--- TASK ---
Check every line below for the word "家計調査" and copy each one that has it.
* Start *
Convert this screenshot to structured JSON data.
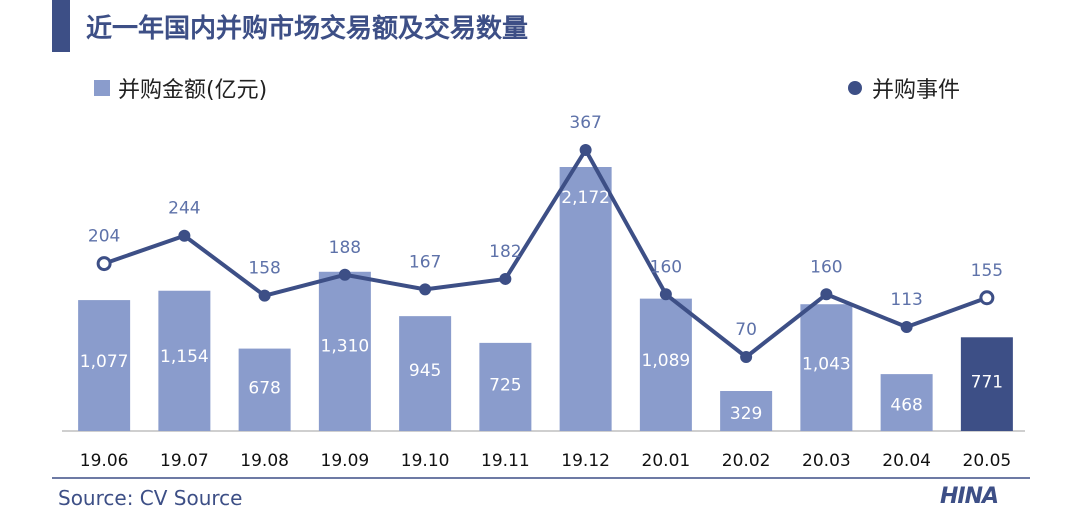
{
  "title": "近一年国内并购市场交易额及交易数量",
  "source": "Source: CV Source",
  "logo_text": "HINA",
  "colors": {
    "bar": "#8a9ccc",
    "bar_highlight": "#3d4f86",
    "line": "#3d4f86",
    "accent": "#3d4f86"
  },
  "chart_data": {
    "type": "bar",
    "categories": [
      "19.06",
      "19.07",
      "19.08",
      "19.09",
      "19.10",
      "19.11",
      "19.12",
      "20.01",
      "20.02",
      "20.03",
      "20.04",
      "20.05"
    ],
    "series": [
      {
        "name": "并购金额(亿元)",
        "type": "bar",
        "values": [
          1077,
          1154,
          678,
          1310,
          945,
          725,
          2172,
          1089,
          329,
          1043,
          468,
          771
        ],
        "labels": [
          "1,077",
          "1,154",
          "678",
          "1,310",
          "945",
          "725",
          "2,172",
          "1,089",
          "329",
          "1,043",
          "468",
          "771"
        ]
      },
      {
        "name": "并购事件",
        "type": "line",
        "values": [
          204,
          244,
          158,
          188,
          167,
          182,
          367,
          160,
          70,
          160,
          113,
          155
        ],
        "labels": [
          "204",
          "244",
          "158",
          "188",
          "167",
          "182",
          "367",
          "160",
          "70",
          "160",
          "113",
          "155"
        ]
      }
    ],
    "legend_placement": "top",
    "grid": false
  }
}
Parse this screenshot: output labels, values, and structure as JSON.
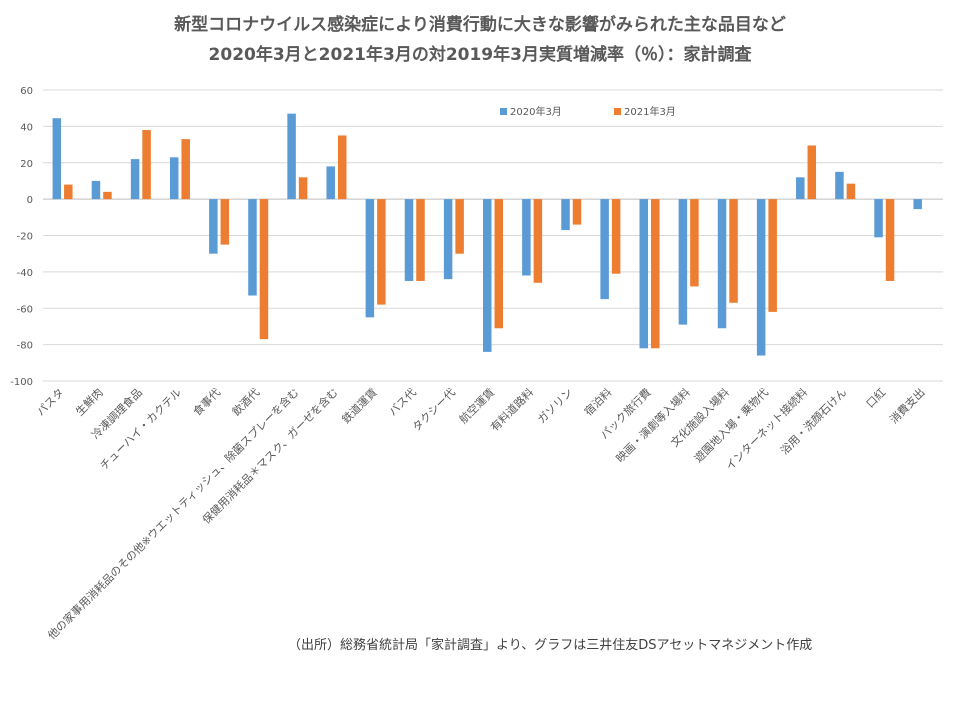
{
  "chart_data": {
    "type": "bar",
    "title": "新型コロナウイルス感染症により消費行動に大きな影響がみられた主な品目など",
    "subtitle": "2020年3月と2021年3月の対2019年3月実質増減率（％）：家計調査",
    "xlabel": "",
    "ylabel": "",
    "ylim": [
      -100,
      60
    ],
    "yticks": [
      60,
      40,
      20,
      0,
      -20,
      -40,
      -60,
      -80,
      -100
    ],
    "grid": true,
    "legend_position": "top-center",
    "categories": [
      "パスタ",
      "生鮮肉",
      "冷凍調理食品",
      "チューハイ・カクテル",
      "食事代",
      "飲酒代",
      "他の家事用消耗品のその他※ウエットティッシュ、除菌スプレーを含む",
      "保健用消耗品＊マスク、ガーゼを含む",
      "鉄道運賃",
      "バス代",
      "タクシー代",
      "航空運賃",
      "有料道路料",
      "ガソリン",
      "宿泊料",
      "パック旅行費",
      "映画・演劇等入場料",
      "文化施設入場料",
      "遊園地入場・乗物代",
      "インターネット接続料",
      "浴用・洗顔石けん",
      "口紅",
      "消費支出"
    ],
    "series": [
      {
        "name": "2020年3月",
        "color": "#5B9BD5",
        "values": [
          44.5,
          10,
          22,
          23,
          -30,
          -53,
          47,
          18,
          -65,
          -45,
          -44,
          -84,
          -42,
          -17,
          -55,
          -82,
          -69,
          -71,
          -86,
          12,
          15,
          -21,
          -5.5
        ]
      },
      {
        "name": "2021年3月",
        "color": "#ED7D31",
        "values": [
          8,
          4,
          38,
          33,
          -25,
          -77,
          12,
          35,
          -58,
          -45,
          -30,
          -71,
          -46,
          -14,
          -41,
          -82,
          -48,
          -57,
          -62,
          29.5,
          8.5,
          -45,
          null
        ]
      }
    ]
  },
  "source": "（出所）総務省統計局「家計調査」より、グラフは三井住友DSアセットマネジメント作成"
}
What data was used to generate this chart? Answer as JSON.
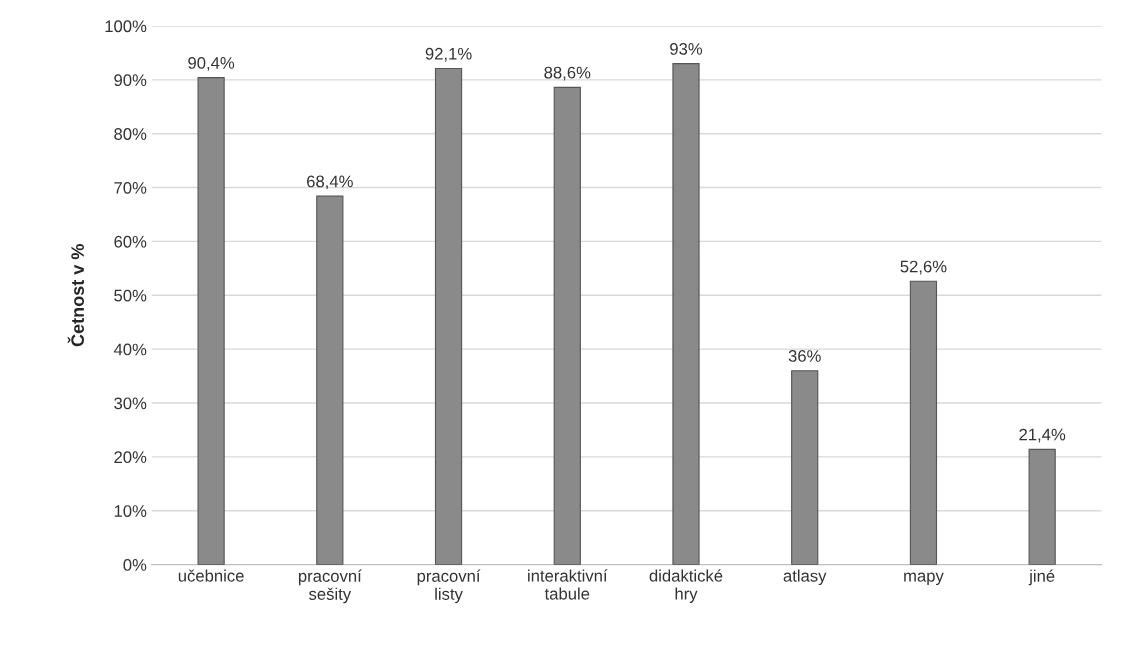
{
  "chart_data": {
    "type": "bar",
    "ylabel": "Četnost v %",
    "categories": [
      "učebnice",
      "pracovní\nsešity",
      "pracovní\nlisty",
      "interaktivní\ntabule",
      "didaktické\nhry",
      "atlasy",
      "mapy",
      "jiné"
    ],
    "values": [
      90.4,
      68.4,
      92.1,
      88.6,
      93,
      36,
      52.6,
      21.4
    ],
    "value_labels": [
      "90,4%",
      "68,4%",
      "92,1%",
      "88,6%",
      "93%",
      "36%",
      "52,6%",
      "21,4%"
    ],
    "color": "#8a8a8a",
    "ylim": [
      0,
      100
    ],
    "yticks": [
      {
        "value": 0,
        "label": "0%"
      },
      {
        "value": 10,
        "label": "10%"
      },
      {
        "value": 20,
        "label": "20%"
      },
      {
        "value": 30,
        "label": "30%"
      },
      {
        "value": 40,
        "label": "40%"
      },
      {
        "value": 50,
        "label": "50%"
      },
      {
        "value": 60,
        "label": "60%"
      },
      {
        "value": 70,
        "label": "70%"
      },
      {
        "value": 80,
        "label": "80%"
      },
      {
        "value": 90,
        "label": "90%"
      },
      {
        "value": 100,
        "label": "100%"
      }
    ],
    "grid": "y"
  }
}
* End *
* Start *
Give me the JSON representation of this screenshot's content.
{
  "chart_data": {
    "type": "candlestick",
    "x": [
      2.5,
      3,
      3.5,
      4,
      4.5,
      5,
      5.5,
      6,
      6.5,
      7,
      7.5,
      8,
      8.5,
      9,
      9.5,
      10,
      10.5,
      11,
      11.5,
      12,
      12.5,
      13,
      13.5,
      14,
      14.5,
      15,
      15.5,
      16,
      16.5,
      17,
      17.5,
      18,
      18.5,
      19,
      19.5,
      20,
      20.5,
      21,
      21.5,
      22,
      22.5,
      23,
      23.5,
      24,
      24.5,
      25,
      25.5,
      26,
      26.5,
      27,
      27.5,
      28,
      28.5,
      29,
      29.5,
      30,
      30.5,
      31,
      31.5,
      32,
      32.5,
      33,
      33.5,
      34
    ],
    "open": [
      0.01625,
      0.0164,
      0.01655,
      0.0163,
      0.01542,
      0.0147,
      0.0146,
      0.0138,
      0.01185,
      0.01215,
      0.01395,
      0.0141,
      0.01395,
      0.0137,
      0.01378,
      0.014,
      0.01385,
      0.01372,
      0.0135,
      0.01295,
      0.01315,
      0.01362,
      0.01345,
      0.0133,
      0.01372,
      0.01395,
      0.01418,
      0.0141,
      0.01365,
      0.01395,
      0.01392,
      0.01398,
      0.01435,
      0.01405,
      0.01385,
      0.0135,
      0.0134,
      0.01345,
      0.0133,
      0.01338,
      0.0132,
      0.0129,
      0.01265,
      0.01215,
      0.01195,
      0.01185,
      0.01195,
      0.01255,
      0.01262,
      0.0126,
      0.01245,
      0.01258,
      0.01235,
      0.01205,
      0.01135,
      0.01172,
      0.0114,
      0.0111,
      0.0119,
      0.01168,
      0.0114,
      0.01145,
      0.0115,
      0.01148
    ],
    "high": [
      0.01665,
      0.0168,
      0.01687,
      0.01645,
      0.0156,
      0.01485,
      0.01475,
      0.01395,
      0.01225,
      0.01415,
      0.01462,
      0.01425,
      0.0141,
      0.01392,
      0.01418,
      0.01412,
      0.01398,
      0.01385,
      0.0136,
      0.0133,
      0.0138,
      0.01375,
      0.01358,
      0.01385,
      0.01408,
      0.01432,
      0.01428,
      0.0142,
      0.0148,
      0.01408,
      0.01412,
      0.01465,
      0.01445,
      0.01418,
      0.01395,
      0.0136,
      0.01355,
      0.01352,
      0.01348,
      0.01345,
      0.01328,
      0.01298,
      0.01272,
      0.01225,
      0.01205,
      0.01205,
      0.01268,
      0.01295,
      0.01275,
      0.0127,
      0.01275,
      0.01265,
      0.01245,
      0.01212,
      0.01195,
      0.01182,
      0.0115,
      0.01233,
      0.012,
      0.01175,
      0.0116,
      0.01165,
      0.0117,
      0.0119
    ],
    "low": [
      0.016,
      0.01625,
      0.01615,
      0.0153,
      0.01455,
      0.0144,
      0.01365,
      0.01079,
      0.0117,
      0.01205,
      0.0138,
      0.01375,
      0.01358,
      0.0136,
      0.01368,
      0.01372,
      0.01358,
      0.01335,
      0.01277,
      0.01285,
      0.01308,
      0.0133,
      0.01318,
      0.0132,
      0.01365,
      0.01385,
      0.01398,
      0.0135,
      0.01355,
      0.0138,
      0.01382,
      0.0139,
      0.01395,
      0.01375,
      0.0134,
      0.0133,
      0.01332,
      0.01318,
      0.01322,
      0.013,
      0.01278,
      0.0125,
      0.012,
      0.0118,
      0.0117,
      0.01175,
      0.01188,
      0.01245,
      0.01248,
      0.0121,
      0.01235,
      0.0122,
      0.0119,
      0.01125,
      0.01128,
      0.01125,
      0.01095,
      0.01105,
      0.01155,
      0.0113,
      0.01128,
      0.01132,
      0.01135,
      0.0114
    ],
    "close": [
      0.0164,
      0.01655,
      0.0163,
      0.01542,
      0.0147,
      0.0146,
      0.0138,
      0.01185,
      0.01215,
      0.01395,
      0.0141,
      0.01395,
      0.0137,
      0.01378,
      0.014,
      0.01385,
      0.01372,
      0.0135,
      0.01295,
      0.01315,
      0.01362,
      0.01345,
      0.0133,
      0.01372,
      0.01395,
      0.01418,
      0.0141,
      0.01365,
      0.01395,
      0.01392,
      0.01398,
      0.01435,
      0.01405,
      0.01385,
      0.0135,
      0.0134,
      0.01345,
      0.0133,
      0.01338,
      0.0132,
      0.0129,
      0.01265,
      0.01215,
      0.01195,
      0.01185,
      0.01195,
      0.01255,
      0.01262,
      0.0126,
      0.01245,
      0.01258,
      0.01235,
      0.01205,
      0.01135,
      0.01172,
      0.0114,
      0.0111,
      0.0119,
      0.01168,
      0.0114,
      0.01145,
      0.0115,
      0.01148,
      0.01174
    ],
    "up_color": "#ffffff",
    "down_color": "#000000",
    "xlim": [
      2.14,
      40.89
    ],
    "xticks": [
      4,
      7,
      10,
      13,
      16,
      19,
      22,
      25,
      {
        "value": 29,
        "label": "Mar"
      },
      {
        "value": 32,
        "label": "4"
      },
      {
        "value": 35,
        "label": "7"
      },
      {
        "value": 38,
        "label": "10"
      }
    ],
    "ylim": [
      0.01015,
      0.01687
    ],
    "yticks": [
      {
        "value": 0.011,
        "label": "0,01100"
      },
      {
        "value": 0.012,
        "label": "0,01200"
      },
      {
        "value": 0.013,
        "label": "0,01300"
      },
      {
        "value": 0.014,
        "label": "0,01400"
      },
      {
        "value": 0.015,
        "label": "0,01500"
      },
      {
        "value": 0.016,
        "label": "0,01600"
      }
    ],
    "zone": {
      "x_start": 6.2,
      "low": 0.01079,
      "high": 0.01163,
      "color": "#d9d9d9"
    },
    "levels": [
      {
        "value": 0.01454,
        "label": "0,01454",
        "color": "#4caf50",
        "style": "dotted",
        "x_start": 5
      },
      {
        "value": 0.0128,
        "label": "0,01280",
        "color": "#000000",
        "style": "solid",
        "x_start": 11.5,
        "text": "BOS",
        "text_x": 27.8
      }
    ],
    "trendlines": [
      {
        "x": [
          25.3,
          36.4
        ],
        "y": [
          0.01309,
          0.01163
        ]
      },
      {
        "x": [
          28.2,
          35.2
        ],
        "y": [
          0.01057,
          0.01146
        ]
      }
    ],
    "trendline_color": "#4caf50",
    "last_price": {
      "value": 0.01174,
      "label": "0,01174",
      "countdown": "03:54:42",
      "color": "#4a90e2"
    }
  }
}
* End *
--- WRITTEN ANSWER ---
    "subtitle": "2020年3月と2021年3月の対2019年3月実質増減率（％）：家計調査",
  "source": "（出所）総務省統計局「家計調査」より、グラフは三井住友DSアセットマネジメント作成"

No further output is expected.